--- BEGIN Passage to read ---

Studio album by Local H
- Released: April 14, 2015
- Studio: Electrical Audio, Chicago and Million Yen, Chicago
- Genre: Alternative rock, grunge
- Length: 46:59
- Label: G&P
- Producer: Andy Gerber

Local H chronology
| Local H's Awesome Mix Tape 2 (2014) | Hey Killer (2015) | Live in Europe (2018) |

= Hey, Killer =

'Hey, Killer' is the eighth studio album by American alternative rock duo Local H, released on April 14, 2015, through G&P Records, the merchandiser for the band. Unlike previous recordings, Hey, Killer is not a conceptual release. The album was released on digital, CD, and vinyl formats. The record marks the first full-length recording to feature Ryan Harding on drums.

--- END Passage to read ---
--- BEGIN Dataset extract ---

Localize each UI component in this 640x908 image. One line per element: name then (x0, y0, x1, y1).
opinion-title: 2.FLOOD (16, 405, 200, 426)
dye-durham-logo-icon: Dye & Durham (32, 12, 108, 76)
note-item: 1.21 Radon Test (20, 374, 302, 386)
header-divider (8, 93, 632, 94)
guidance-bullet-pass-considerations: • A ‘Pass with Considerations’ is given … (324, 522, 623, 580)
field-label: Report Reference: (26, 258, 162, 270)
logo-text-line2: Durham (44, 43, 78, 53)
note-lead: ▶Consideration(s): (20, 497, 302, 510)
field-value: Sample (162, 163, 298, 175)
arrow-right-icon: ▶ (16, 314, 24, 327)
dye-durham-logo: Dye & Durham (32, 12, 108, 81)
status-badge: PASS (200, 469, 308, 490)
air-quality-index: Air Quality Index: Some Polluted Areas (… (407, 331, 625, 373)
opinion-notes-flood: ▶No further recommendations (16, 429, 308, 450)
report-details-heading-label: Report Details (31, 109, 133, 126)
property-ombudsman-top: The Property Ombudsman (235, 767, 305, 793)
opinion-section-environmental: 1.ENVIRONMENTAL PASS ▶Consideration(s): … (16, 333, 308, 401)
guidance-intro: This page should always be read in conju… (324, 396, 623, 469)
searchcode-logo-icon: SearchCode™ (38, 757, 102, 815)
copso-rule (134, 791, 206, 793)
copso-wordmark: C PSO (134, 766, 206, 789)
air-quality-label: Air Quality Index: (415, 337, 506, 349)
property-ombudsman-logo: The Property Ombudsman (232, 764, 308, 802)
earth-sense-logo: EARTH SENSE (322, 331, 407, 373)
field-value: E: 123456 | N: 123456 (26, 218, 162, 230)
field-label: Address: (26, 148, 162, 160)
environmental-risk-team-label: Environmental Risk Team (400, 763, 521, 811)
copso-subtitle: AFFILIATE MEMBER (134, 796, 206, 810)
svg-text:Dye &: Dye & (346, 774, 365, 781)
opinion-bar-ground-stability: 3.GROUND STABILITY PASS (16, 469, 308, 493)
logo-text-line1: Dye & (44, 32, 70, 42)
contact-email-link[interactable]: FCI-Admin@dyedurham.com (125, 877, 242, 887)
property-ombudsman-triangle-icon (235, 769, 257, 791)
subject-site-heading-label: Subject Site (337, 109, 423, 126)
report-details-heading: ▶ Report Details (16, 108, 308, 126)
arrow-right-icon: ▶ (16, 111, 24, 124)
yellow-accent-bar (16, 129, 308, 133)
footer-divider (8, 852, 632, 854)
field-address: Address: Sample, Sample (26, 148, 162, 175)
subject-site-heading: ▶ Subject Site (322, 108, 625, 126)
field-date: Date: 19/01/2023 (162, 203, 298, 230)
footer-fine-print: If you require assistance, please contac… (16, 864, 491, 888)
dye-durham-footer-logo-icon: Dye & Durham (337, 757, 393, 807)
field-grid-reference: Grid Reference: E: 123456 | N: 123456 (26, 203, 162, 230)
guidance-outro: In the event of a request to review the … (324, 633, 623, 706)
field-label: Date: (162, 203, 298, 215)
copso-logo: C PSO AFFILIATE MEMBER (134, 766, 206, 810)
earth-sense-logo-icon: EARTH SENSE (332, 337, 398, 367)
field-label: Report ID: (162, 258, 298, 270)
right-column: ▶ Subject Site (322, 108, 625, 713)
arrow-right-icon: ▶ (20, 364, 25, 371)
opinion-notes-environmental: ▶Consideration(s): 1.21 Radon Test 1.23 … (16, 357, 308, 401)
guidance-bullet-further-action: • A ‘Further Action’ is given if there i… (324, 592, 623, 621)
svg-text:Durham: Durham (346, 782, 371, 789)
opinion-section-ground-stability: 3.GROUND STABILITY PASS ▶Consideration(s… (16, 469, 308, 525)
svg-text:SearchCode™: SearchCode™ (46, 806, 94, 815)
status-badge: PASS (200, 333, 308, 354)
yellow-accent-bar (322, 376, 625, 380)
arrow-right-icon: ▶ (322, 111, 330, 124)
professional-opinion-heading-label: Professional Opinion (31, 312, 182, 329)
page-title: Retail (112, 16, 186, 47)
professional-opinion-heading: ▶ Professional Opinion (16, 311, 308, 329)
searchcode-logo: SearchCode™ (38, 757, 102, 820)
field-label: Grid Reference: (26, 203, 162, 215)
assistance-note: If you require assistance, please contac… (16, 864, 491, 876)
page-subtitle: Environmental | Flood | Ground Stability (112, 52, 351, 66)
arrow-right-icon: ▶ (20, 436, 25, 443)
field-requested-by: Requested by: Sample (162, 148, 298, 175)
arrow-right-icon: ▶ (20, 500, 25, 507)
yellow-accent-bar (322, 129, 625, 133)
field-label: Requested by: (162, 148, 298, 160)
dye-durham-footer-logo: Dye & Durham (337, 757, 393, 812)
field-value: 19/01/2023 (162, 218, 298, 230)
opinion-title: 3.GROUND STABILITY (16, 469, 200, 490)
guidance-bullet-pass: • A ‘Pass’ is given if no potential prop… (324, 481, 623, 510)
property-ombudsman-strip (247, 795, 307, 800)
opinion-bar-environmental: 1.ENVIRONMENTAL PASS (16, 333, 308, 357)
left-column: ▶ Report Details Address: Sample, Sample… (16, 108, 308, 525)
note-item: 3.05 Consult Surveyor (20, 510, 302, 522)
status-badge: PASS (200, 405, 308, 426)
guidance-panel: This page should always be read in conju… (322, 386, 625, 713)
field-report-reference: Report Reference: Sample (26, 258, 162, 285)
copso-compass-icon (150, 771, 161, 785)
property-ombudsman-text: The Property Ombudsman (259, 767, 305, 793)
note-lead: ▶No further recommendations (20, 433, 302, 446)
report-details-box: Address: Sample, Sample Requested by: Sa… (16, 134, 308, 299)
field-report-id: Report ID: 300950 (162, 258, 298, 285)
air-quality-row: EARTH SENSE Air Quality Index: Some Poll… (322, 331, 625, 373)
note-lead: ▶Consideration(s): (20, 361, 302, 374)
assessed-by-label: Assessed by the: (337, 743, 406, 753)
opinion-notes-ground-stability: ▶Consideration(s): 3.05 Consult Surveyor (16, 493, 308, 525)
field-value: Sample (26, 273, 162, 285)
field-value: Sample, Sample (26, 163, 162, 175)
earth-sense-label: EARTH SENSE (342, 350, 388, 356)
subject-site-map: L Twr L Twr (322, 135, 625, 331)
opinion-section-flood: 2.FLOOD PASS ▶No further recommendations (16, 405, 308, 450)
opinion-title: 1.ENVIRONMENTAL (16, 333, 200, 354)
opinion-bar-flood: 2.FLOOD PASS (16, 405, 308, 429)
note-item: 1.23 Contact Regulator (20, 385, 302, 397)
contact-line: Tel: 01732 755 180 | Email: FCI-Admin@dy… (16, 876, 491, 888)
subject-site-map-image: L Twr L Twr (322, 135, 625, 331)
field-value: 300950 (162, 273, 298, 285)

--- END Dataset extract ---

* **Work to be completed**: According to the Hey, Killer album text, which drummer appears for the first time on a full-length Local H recording?

* **Problem solution**: Ryan Harding